━━━━━ Extracted entries ━━━━━

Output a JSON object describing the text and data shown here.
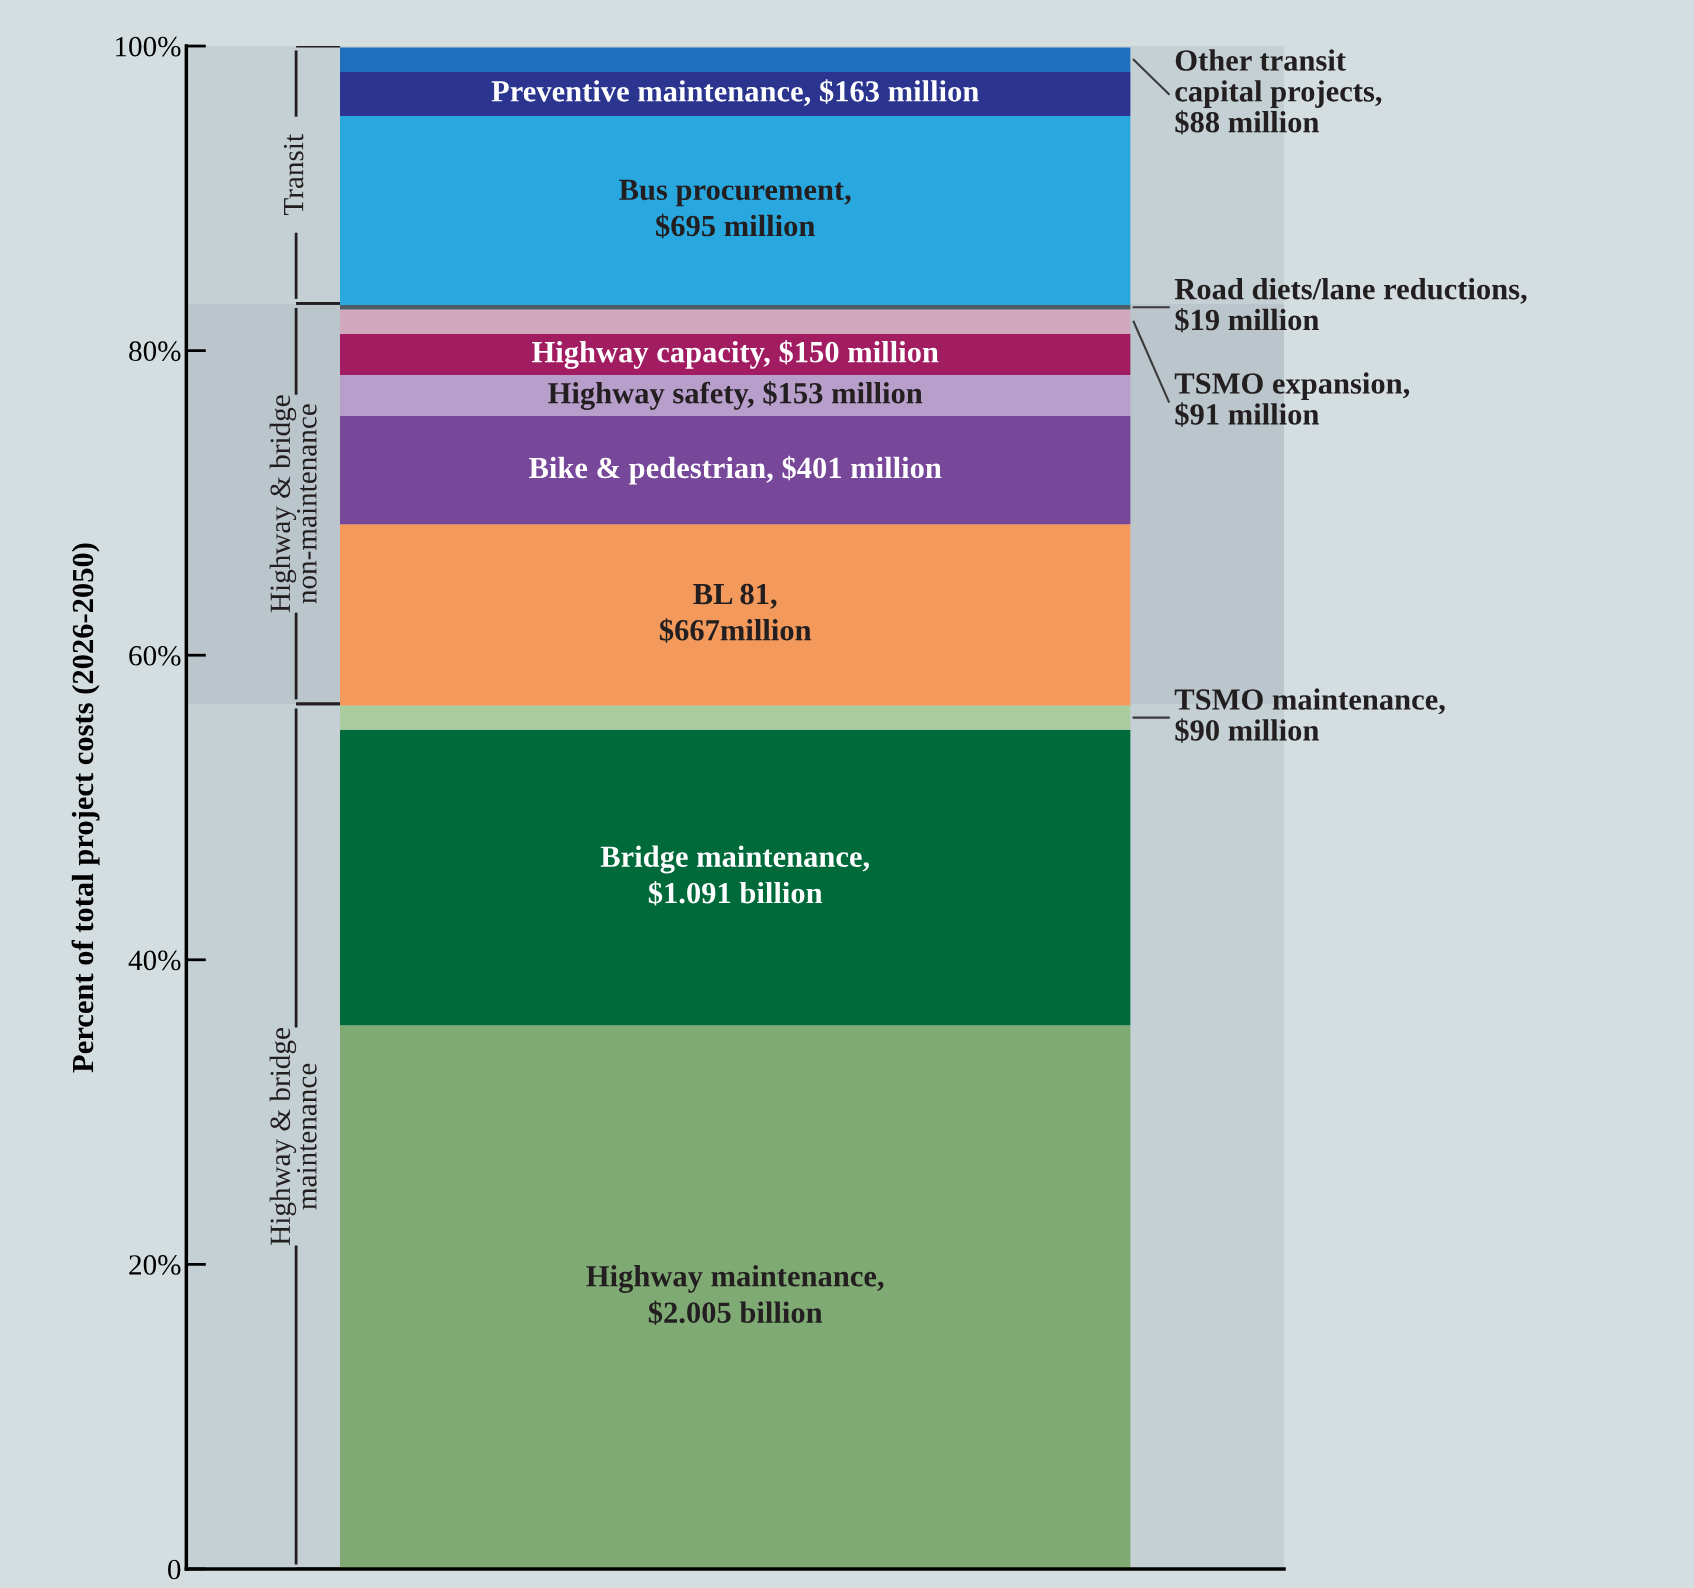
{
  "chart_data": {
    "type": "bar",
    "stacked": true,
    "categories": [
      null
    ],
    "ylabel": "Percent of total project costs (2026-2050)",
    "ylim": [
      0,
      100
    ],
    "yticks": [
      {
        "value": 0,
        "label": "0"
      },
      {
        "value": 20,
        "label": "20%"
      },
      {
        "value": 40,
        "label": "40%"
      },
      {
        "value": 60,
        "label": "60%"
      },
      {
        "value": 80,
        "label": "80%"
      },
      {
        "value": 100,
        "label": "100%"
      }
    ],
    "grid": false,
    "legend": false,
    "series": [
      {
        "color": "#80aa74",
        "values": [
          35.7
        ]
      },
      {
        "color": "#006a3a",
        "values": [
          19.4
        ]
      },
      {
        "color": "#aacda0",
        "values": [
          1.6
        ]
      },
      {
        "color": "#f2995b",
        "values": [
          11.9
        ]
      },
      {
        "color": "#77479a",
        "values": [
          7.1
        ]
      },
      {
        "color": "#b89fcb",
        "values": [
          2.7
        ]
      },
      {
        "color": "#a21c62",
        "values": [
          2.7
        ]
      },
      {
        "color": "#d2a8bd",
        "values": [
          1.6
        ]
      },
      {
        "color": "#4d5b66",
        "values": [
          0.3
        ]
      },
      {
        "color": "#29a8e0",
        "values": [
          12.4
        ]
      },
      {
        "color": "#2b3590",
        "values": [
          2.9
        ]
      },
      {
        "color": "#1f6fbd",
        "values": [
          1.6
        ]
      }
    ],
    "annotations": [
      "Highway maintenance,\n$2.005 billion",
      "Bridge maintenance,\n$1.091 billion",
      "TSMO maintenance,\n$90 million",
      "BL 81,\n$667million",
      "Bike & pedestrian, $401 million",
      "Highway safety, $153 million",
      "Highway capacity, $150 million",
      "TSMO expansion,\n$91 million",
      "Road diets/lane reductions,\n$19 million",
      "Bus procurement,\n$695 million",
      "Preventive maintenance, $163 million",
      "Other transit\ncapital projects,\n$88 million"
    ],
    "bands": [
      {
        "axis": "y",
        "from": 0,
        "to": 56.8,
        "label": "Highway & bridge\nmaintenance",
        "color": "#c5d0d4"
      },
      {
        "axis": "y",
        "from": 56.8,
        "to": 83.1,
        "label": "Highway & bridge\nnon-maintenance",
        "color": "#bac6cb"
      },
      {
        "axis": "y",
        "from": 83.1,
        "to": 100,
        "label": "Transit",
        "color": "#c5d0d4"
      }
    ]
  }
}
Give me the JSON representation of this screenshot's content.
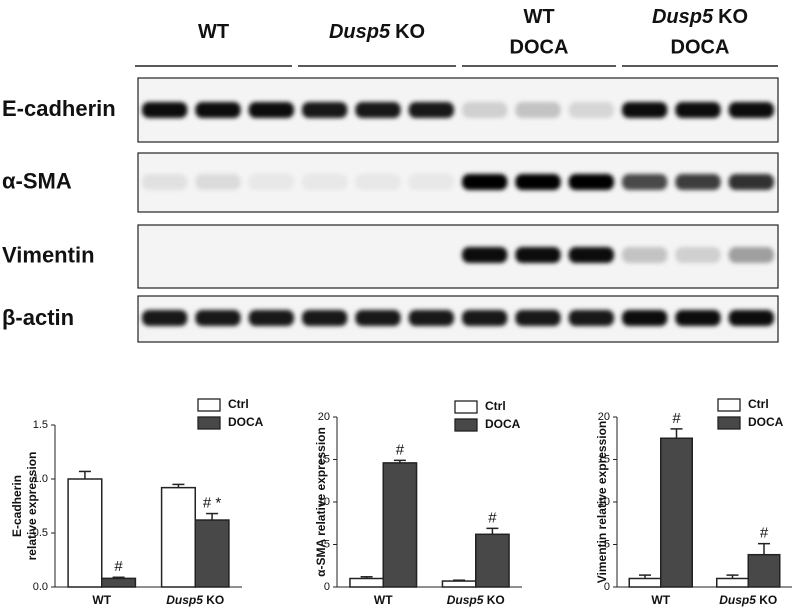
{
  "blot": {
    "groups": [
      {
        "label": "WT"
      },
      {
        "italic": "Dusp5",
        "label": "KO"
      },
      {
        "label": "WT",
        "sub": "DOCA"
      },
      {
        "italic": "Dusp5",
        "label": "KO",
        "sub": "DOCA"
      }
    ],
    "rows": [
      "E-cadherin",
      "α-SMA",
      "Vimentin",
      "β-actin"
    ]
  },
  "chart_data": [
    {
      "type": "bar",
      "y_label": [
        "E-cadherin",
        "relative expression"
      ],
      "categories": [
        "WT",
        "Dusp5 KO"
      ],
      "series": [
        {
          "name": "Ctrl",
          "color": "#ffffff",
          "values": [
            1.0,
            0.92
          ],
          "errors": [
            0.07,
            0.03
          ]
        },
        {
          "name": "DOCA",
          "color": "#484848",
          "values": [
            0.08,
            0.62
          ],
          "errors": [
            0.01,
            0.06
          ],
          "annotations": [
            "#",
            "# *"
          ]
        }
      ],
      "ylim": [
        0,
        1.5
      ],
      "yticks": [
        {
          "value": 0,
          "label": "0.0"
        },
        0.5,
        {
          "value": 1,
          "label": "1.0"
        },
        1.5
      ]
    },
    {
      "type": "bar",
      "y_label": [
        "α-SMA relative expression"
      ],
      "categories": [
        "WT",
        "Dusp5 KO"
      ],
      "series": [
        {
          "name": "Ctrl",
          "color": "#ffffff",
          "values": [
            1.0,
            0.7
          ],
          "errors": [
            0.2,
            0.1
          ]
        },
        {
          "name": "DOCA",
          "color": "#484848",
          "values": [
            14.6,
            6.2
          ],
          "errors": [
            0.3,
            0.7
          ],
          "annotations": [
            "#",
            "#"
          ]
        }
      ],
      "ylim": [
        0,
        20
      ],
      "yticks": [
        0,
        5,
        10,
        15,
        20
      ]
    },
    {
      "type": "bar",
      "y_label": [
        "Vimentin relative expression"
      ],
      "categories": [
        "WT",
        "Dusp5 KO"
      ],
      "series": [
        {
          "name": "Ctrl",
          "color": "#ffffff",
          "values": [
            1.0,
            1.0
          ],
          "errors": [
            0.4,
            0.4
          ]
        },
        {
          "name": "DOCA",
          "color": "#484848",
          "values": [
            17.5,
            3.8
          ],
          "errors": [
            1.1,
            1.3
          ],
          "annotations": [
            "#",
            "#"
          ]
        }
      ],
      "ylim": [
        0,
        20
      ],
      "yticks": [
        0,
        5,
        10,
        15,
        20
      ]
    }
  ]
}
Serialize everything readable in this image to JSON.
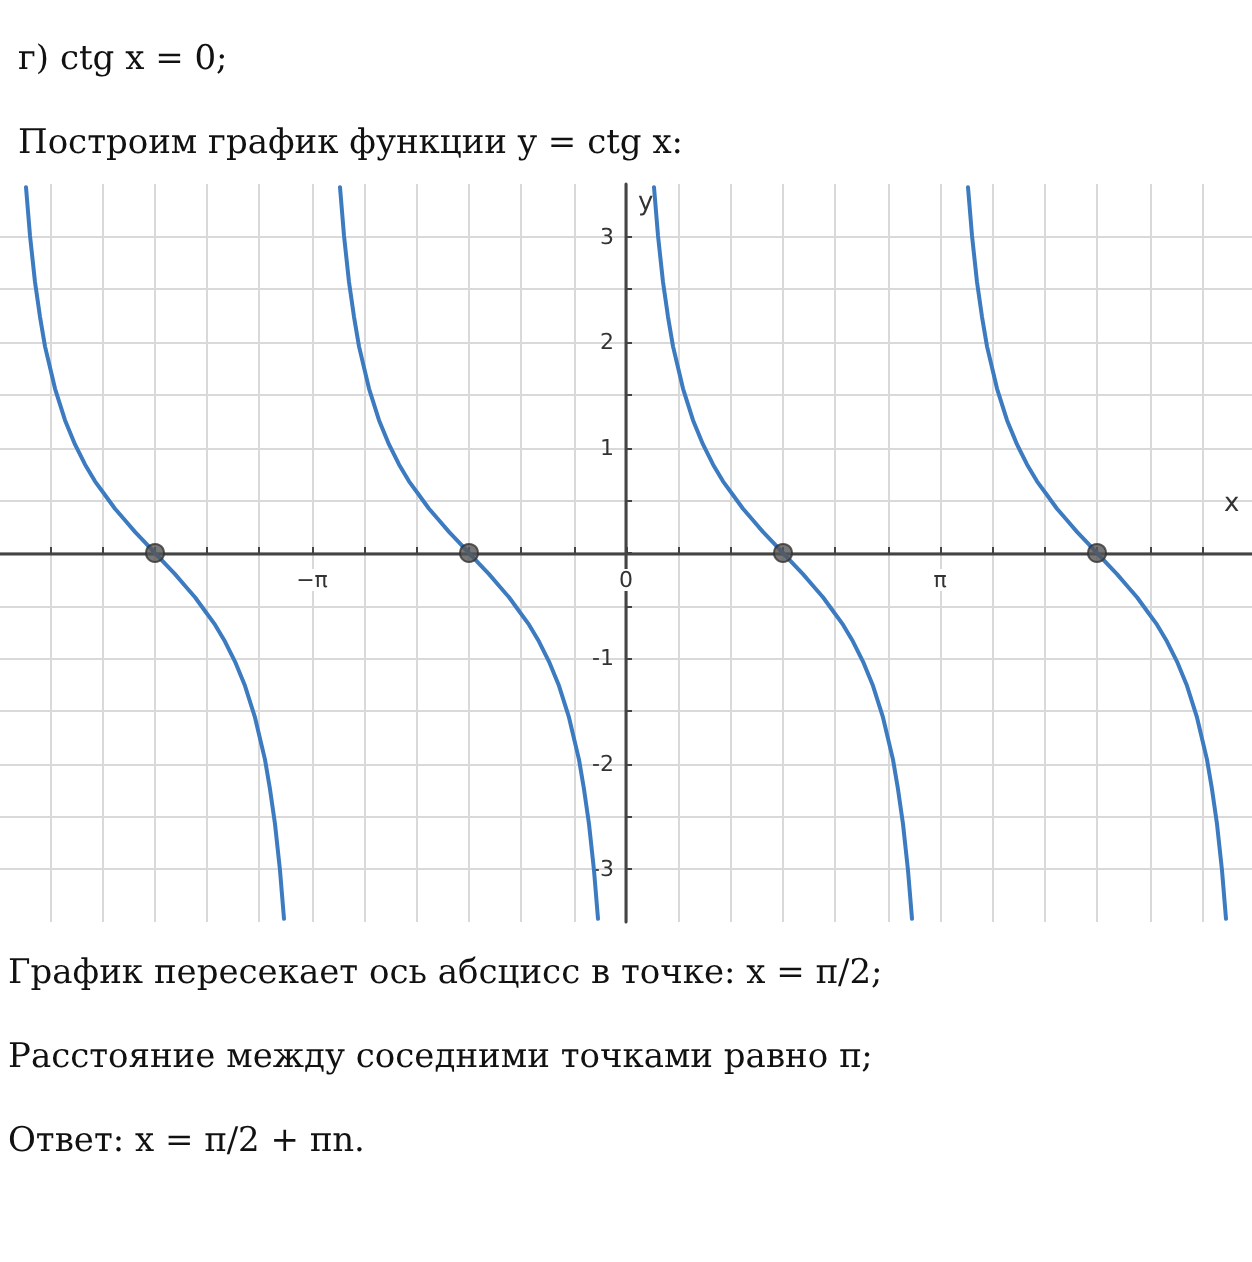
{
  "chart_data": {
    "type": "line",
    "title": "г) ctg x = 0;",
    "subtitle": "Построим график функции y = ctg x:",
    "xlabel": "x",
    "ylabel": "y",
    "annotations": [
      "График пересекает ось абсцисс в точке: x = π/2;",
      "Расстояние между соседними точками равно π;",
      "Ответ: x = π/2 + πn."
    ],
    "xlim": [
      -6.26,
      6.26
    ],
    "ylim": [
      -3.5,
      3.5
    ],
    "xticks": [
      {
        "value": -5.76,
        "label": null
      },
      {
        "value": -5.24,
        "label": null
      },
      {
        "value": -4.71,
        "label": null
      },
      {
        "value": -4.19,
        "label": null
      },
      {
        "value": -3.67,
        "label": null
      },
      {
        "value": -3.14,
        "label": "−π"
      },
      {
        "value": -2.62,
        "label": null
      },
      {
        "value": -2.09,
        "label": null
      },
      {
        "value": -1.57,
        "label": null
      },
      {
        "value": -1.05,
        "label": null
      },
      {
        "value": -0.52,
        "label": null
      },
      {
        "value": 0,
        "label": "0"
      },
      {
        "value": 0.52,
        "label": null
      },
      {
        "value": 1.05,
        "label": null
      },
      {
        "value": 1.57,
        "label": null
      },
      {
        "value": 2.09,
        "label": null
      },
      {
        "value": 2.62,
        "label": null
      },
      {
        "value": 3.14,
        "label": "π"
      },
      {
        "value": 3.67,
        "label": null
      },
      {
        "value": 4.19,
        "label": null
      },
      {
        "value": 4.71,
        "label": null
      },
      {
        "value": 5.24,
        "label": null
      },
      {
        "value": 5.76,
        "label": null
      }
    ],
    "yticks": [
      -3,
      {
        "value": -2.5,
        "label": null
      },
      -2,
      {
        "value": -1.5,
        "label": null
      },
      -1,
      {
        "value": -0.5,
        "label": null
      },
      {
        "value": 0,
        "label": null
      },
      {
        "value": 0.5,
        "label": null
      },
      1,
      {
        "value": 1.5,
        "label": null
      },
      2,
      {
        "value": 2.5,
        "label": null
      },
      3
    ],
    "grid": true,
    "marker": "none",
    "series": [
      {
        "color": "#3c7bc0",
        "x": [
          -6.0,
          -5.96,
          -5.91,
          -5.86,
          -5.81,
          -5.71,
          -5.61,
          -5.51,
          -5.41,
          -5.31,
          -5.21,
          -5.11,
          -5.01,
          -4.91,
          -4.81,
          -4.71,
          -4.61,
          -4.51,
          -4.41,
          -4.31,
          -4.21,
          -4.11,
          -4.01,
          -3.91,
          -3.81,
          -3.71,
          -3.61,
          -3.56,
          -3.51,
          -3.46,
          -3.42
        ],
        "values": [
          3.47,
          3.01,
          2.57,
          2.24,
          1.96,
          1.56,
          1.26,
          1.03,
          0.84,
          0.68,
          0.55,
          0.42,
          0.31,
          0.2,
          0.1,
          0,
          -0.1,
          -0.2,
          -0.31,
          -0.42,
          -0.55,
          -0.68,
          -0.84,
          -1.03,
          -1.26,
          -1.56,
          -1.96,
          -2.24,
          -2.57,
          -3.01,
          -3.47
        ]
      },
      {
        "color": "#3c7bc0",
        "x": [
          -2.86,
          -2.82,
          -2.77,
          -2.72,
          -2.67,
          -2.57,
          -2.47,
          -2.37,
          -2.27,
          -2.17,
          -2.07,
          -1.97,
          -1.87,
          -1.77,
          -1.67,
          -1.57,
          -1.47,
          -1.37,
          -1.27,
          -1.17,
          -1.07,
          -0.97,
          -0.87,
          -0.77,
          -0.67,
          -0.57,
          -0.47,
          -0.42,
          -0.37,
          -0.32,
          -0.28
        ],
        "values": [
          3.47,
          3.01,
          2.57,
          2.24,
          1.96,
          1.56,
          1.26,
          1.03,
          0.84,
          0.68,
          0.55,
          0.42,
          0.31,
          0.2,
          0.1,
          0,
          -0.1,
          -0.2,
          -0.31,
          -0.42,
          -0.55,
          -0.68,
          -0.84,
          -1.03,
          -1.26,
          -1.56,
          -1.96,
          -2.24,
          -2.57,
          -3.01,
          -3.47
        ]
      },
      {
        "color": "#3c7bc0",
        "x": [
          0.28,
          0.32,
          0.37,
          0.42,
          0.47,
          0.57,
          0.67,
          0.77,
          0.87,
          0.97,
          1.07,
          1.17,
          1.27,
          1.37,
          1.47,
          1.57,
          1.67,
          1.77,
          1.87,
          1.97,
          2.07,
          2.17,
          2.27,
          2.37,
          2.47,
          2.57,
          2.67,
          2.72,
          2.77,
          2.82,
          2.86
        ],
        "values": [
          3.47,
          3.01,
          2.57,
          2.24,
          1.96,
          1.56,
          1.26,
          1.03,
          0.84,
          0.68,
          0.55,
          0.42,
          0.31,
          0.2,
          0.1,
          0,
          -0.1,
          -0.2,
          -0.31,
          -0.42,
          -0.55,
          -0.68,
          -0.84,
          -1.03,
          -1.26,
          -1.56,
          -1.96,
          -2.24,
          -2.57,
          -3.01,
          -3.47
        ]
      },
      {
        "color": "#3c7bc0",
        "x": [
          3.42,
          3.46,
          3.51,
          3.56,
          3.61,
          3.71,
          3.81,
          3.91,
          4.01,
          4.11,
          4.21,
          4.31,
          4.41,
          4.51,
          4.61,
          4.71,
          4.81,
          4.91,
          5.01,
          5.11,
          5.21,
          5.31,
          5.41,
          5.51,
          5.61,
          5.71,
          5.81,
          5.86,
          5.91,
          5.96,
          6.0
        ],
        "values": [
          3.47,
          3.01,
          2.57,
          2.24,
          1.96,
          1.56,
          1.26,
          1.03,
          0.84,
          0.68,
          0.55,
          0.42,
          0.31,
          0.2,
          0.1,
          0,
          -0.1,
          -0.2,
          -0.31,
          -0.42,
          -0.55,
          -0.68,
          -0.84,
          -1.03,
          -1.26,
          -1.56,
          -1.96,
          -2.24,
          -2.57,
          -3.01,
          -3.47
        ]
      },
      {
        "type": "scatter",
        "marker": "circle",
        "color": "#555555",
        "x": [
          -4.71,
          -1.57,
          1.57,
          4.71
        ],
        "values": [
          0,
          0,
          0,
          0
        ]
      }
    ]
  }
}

━━━━━

What is expected: Work out how many lines of the data hold the string "TSMO". Reply with that number alone.

Exercise output: 2